[START OF Document section]
According to the SEMI Procedure Guide, a reapproval ballot should include the purpose, scope, limitations, and terminology sections, along with the full text of any paragraph in which editorial updates are being made. Full copy of standard is available upon request. Voter requests for access to the full Standard or Safety Guideline must be made at least three business days before the voting deadline.
Review and Adjudication Information
Task Force Review / Committee AdjudicationGroup: / Filters and Purifiers Task Force / NA Facilities & Gases Committees
Date: / Monday, April 1st, 2013 / Tuesday, April 2nd, 2013
Time & Timezone: / TBD / 9:30 AM- Noon
Location: / SEMI HQ / SEMI HQ
City, State/Country: / San Jose, CA / San Jose, CA
Leader(s): / Mohamed Saleem (Fujikin) / Tim Volin (Parker Hannifin)
Steve Lewis (CH2M Hill)
Standards Staff: / Kevin Nguyen, / Kevin Nguyen,
This meeting’s details are subject to change, and additional review sessions may be scheduled if necessary. Contact the task force leaders or Standards staff for confirmation.
Telephone and web information will be distributed to interested parties as the meeting date approaches. If you will not be able to attend these meetings in person but would like to participate by telephone/web, please contact Standards staff.
Check www.semi.org/standards on calendar of event for the latest meeting schedule.
SEMI Draft Document 5519
REAPPROVAL OF SEMI F68-1101 (REAPPROVED 1108) - TEST METHOD FOR DETERMINING PURIFIER EFFICIENCY
1 Purpose
1.1 The purpose of this document is to define a test method to quantify the efficiency of a purifier for removal of an active gaseous impurity from a matrix gas.
2 Scope
2.1 To determine the efficiency of a gas purifier to remove a given impurity species. Efficiency tests are performed by adding ppm levels of gaseous impurities to a pure matrix gas and monitoring the effluent of the test purifier for active impurity species. Tests are done at supplier recommended flow rate, operating temperature and pressure.
2.2 To establish a method of determining instantaneous purifier efficiency.
2.3 The test method applies to point of use (POU) and large scale purifiers.
2.4 This method is for UHP efficient removal of low-level contaminants.
NOTICE: SEMI Standards and Safety Guidelines do not purport to address all safety issues associated with their use. It is the responsibility of the users of the Documents to establish appropriate safety and health practices, and determine the applicability of regulatory or other limitations prior to use.
3 Limitations
3.1 The inherent limitation to this method is the limit of detection (LOD) of the analytical instrument employed by the user.
3.2 This test method can only be used to compare purifier efficiency results if the user application for flow rate, pressure, and temperature are the same as the test conditions. Different user and/or different operating conditions may result in different purifier performance results.
3.3 In testing mixtures of impurities, some impurities may influence the efficiency results of other impurities. Discussion with the manufacturer is highly recommended prior to testing.
[END OF Document section]
[START OF Given data]
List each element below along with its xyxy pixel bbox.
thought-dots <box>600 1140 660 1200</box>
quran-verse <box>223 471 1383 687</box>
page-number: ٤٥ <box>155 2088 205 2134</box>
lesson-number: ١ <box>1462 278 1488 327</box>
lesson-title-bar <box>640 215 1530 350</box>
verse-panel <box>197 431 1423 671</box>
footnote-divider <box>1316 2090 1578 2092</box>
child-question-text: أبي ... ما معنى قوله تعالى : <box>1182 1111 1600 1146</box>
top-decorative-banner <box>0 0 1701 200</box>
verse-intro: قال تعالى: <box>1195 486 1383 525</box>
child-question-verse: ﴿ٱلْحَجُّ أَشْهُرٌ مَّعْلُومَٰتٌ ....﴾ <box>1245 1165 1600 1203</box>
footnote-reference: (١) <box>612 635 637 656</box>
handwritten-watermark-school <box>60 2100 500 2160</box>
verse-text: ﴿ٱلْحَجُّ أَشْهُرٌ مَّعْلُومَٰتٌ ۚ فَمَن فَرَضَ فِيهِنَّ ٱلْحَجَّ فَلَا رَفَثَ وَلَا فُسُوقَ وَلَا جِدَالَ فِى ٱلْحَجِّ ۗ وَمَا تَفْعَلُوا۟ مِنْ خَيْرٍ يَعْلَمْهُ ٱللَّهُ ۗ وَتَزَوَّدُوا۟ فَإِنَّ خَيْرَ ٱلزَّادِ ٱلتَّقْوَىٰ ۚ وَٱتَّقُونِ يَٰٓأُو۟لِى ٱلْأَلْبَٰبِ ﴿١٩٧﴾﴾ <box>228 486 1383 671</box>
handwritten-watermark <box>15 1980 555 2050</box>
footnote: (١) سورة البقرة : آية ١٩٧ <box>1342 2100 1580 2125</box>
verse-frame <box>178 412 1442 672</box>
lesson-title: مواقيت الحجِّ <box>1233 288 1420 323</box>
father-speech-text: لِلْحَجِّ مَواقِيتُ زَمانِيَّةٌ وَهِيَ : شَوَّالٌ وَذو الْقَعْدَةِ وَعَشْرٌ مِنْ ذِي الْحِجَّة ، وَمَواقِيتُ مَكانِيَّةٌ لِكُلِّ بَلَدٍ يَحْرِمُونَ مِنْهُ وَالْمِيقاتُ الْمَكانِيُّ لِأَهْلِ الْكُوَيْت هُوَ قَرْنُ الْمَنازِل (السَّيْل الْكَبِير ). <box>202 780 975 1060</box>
[END OF Given data]
Written problem = In the SEMI purifier efficiency ballot text, what is named as the inherent limitation of the test method?

Task output = The limit of detection (LOD) of the analytical instrument employed by the user.